- SUPPLIED INFORMATION

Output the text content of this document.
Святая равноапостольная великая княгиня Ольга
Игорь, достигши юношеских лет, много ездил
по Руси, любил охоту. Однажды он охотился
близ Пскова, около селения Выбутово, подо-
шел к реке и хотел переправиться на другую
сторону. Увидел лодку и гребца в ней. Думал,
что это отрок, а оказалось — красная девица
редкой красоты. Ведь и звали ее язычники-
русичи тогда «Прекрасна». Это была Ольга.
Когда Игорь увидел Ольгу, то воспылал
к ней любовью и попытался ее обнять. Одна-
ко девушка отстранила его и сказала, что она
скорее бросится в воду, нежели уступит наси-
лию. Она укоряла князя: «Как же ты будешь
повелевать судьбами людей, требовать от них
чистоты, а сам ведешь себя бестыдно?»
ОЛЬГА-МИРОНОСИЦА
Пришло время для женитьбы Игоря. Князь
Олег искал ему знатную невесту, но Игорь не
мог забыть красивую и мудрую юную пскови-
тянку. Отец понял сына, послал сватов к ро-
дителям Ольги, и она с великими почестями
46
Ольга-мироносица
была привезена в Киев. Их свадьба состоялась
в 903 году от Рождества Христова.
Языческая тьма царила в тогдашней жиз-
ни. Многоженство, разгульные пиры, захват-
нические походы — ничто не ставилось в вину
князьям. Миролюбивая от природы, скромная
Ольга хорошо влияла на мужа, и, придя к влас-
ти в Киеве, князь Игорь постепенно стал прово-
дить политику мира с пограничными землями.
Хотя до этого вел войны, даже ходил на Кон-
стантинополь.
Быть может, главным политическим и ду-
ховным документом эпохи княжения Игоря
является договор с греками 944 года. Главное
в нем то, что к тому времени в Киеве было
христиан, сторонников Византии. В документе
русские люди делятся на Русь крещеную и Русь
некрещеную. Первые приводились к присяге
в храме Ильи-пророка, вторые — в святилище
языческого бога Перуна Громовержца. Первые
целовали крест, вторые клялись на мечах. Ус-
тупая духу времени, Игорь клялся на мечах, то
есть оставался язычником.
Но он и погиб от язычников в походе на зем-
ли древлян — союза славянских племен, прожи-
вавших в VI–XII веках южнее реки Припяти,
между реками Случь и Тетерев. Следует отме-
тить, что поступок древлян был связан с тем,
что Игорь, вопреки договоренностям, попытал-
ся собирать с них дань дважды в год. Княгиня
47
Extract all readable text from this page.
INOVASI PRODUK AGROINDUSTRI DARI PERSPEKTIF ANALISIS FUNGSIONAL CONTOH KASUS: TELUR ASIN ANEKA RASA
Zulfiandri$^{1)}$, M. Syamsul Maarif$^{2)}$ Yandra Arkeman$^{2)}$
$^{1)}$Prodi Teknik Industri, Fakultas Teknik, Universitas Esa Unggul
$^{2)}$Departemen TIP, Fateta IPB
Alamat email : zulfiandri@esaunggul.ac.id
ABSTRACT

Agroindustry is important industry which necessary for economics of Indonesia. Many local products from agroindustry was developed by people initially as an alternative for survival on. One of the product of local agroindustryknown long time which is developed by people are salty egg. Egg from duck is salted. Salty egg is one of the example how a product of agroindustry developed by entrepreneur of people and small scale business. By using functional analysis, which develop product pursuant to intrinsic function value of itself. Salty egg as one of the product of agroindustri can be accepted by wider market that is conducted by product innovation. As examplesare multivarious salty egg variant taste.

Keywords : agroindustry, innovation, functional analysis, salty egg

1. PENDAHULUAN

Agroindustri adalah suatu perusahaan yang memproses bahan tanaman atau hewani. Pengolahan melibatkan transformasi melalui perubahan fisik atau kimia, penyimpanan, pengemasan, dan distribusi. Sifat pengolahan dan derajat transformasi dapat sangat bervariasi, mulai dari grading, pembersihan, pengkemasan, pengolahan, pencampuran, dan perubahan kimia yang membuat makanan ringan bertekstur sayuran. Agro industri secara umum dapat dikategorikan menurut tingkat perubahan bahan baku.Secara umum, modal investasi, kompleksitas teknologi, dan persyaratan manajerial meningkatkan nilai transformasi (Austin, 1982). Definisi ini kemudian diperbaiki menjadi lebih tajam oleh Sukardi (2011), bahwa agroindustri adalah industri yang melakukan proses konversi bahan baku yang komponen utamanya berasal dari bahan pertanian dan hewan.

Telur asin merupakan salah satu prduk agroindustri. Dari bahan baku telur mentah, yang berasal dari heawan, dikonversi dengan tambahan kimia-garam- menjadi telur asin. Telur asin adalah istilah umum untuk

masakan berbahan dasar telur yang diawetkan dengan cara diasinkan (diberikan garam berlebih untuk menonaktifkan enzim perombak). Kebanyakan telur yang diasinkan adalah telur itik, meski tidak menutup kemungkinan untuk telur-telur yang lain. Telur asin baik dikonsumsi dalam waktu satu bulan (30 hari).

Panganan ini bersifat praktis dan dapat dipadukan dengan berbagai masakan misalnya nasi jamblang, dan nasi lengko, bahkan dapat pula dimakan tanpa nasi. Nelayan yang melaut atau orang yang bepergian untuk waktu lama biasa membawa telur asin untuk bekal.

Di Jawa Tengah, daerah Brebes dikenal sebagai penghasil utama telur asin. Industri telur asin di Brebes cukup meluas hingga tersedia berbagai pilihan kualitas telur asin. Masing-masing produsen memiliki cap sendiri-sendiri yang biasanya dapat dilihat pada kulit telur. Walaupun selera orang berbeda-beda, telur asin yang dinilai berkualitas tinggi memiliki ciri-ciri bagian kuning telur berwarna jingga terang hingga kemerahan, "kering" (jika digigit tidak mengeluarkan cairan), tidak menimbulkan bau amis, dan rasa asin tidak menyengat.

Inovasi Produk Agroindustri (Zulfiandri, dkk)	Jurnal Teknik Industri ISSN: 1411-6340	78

- GOAL OF THE EXERCISE
Work through the records above line by line and count those that hold the string "analysis". Give only the result.

- REPLY TO THE EXERCISE
2